WHAT YOU SHOULD DO
Will you transcribe all the entries word for word, skipping the pictures they hold?

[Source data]

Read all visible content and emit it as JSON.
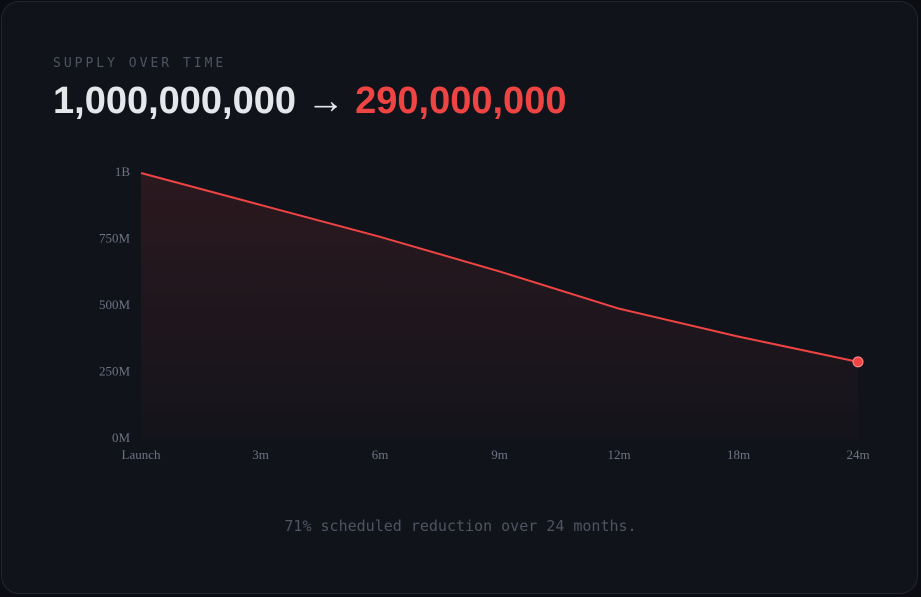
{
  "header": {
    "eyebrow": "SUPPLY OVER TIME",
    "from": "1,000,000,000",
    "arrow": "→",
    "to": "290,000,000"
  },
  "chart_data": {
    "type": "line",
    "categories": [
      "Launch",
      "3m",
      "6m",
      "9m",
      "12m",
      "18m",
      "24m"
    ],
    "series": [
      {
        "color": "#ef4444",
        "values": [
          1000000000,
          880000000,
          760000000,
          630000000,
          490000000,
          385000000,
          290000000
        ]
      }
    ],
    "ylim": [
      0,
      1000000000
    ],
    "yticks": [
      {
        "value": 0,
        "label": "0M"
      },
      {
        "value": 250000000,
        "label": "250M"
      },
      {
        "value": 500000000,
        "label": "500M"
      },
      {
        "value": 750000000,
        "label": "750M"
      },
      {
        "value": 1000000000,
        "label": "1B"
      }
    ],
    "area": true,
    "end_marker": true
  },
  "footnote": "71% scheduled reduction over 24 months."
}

THE OUTPUT
Read all visible content and emit it as JSON.
{
  "header": {
    "eyebrow": "SUPPLY OVER TIME",
    "from": "1,000,000,000",
    "arrow": "→",
    "to": "290,000,000"
  },
  "chart_data": {
    "type": "line",
    "categories": [
      "Launch",
      "3m",
      "6m",
      "9m",
      "12m",
      "18m",
      "24m"
    ],
    "series": [
      {
        "color": "#ef4444",
        "values": [
          1000000000,
          880000000,
          760000000,
          630000000,
          490000000,
          385000000,
          290000000
        ]
      }
    ],
    "ylim": [
      0,
      1000000000
    ],
    "yticks": [
      {
        "value": 0,
        "label": "0M"
      },
      {
        "value": 250000000,
        "label": "250M"
      },
      {
        "value": 500000000,
        "label": "500M"
      },
      {
        "value": 750000000,
        "label": "750M"
      },
      {
        "value": 1000000000,
        "label": "1B"
      }
    ],
    "area": true,
    "end_marker": true
  },
  "footnote": "71% scheduled reduction over 24 months."
}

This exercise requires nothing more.